Work to do → Output all lines exactly.
..........
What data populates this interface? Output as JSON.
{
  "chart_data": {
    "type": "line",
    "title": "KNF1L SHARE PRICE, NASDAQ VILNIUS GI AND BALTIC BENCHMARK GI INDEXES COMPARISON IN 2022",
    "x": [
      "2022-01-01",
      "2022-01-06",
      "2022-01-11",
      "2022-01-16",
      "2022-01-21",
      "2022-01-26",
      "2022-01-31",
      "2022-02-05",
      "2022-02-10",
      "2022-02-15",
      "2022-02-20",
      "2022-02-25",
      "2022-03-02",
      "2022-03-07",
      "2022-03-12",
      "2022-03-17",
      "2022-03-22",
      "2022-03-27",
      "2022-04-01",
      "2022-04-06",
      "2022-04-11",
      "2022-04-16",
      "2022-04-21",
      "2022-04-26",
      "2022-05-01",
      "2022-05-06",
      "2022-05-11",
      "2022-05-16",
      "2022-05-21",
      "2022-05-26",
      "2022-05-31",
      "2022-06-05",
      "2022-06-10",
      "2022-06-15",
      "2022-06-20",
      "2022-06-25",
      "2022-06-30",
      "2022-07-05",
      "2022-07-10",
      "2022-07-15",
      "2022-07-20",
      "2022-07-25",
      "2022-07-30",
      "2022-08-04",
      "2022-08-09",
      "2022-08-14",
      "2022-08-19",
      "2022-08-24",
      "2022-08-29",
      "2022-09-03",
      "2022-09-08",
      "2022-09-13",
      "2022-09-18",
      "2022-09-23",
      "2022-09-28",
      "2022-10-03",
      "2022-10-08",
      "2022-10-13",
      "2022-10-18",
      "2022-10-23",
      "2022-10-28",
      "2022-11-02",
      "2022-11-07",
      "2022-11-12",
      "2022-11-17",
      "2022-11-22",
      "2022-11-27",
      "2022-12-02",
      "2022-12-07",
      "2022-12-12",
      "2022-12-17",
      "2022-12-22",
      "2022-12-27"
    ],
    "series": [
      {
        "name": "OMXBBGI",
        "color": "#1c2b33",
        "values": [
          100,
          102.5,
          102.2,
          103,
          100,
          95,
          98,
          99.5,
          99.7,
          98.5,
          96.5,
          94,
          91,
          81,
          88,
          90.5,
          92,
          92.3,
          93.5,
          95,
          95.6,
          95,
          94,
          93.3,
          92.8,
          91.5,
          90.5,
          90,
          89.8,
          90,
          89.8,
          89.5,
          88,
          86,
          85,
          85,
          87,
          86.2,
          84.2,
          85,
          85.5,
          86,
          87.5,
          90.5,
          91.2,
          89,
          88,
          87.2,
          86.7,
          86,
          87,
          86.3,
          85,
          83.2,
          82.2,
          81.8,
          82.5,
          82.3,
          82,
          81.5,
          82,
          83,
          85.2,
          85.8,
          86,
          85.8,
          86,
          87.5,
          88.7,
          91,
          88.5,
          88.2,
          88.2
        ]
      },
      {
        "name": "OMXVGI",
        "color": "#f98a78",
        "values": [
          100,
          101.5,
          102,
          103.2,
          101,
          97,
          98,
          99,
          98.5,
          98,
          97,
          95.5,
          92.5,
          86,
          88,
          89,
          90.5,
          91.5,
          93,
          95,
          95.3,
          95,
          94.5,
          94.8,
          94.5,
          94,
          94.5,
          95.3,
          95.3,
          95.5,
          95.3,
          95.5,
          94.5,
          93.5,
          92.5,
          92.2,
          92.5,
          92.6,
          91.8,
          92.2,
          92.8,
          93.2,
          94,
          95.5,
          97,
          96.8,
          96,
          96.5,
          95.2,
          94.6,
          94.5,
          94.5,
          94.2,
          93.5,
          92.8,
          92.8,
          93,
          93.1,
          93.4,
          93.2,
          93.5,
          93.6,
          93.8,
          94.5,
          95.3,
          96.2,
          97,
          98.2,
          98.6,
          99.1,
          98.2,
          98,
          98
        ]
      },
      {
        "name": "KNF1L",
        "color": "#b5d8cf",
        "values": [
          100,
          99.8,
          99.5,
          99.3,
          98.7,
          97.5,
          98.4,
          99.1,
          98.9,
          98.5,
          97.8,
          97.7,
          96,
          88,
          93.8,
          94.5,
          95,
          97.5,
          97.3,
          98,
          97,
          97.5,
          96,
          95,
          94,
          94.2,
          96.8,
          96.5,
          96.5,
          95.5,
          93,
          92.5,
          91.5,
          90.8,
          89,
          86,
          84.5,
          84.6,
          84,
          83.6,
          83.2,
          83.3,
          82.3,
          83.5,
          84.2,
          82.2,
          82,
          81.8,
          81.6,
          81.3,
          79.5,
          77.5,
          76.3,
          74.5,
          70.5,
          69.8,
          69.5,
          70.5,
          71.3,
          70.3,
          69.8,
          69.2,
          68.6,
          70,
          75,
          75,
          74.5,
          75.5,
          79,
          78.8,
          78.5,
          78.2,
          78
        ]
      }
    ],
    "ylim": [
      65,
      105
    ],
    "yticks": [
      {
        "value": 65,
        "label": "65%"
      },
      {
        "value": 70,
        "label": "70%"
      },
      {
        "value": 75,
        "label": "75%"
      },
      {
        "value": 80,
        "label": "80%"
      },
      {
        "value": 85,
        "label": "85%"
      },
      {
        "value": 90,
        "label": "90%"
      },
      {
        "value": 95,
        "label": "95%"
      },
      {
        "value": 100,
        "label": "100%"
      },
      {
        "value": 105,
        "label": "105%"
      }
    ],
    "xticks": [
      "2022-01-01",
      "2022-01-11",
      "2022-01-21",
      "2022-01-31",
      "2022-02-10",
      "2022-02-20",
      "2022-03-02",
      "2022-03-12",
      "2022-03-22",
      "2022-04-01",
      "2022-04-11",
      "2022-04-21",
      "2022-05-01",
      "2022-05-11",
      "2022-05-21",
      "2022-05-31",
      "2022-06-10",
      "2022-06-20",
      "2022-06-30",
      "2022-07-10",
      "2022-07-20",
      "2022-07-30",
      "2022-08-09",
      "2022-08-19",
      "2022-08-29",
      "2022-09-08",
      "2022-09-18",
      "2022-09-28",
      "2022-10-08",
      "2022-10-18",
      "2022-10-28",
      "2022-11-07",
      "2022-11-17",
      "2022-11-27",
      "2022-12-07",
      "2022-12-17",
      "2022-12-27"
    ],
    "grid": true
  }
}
..........
Response below →
What data populates this interface? Output as JSON.
{
  "chart_data": {
    "type": "line",
    "title": "KNF1L SHARE PRICE, NASDAQ VILNIUS GI AND BALTIC BENCHMARK GI INDEXES COMPARISON IN 2022",
    "x": [
      "2022-01-01",
      "2022-01-06",
      "2022-01-11",
      "2022-01-16",
      "2022-01-21",
      "2022-01-26",
      "2022-01-31",
      "2022-02-05",
      "2022-02-10",
      "2022-02-15",
      "2022-02-20",
      "2022-02-25",
      "2022-03-02",
      "2022-03-07",
      "2022-03-12",
      "2022-03-17",
      "2022-03-22",
      "2022-03-27",
      "2022-04-01",
      "2022-04-06",
      "2022-04-11",
      "2022-04-16",
      "2022-04-21",
      "2022-04-26",
      "2022-05-01",
      "2022-05-06",
      "2022-05-11",
      "2022-05-16",
      "2022-05-21",
      "2022-05-26",
      "2022-05-31",
      "2022-06-05",
      "2022-06-10",
      "2022-06-15",
      "2022-06-20",
      "2022-06-25",
      "2022-06-30",
      "2022-07-05",
      "2022-07-10",
      "2022-07-15",
      "2022-07-20",
      "2022-07-25",
      "2022-07-30",
      "2022-08-04",
      "2022-08-09",
      "2022-08-14",
      "2022-08-19",
      "2022-08-24",
      "2022-08-29",
      "2022-09-03",
      "2022-09-08",
      "2022-09-13",
      "2022-09-18",
      "2022-09-23",
      "2022-09-28",
      "2022-10-03",
      "2022-10-08",
      "2022-10-13",
      "2022-10-18",
      "2022-10-23",
      "2022-10-28",
      "2022-11-02",
      "2022-11-07",
      "2022-11-12",
      "2022-11-17",
      "2022-11-22",
      "2022-11-27",
      "2022-12-02",
      "2022-12-07",
      "2022-12-12",
      "2022-12-17",
      "2022-12-22",
      "2022-12-27"
    ],
    "series": [
      {
        "name": "OMXBBGI",
        "color": "#1c2b33",
        "values": [
          100,
          102.5,
          102.2,
          103,
          100,
          95,
          98,
          99.5,
          99.7,
          98.5,
          96.5,
          94,
          91,
          81,
          88,
          90.5,
          92,
          92.3,
          93.5,
          95,
          95.6,
          95,
          94,
          93.3,
          92.8,
          91.5,
          90.5,
          90,
          89.8,
          90,
          89.8,
          89.5,
          88,
          86,
          85,
          85,
          87,
          86.2,
          84.2,
          85,
          85.5,
          86,
          87.5,
          90.5,
          91.2,
          89,
          88,
          87.2,
          86.7,
          86,
          87,
          86.3,
          85,
          83.2,
          82.2,
          81.8,
          82.5,
          82.3,
          82,
          81.5,
          82,
          83,
          85.2,
          85.8,
          86,
          85.8,
          86,
          87.5,
          88.7,
          91,
          88.5,
          88.2,
          88.2
        ]
      },
      {
        "name": "OMXVGI",
        "color": "#f98a78",
        "values": [
          100,
          101.5,
          102,
          103.2,
          101,
          97,
          98,
          99,
          98.5,
          98,
          97,
          95.5,
          92.5,
          86,
          88,
          89,
          90.5,
          91.5,
          93,
          95,
          95.3,
          95,
          94.5,
          94.8,
          94.5,
          94,
          94.5,
          95.3,
          95.3,
          95.5,
          95.3,
          95.5,
          94.5,
          93.5,
          92.5,
          92.2,
          92.5,
          92.6,
          91.8,
          92.2,
          92.8,
          93.2,
          94,
          95.5,
          97,
          96.8,
          96,
          96.5,
          95.2,
          94.6,
          94.5,
          94.5,
          94.2,
          93.5,
          92.8,
          92.8,
          93,
          93.1,
          93.4,
          93.2,
          93.5,
          93.6,
          93.8,
          94.5,
          95.3,
          96.2,
          97,
          98.2,
          98.6,
          99.1,
          98.2,
          98,
          98
        ]
      },
      {
        "name": "KNF1L",
        "color": "#b5d8cf",
        "values": [
          100,
          99.8,
          99.5,
          99.3,
          98.7,
          97.5,
          98.4,
          99.1,
          98.9,
          98.5,
          97.8,
          97.7,
          96,
          88,
          93.8,
          94.5,
          95,
          97.5,
          97.3,
          98,
          97,
          97.5,
          96,
          95,
          94,
          94.2,
          96.8,
          96.5,
          96.5,
          95.5,
          93,
          92.5,
          91.5,
          90.8,
          89,
          86,
          84.5,
          84.6,
          84,
          83.6,
          83.2,
          83.3,
          82.3,
          83.5,
          84.2,
          82.2,
          82,
          81.8,
          81.6,
          81.3,
          79.5,
          77.5,
          76.3,
          74.5,
          70.5,
          69.8,
          69.5,
          70.5,
          71.3,
          70.3,
          69.8,
          69.2,
          68.6,
          70,
          75,
          75,
          74.5,
          75.5,
          79,
          78.8,
          78.5,
          78.2,
          78
        ]
      }
    ],
    "ylim": [
      65,
      105
    ],
    "yticks": [
      {
        "value": 65,
        "label": "65%"
      },
      {
        "value": 70,
        "label": "70%"
      },
      {
        "value": 75,
        "label": "75%"
      },
      {
        "value": 80,
        "label": "80%"
      },
      {
        "value": 85,
        "label": "85%"
      },
      {
        "value": 90,
        "label": "90%"
      },
      {
        "value": 95,
        "label": "95%"
      },
      {
        "value": 100,
        "label": "100%"
      },
      {
        "value": 105,
        "label": "105%"
      }
    ],
    "xticks": [
      "2022-01-01",
      "2022-01-11",
      "2022-01-21",
      "2022-01-31",
      "2022-02-10",
      "2022-02-20",
      "2022-03-02",
      "2022-03-12",
      "2022-03-22",
      "2022-04-01",
      "2022-04-11",
      "2022-04-21",
      "2022-05-01",
      "2022-05-11",
      "2022-05-21",
      "2022-05-31",
      "2022-06-10",
      "2022-06-20",
      "2022-06-30",
      "2022-07-10",
      "2022-07-20",
      "2022-07-30",
      "2022-08-09",
      "2022-08-19",
      "2022-08-29",
      "2022-09-08",
      "2022-09-18",
      "2022-09-28",
      "2022-10-08",
      "2022-10-18",
      "2022-10-28",
      "2022-11-07",
      "2022-11-17",
      "2022-11-27",
      "2022-12-07",
      "2022-12-17",
      "2022-12-27"
    ],
    "grid": true
  }
}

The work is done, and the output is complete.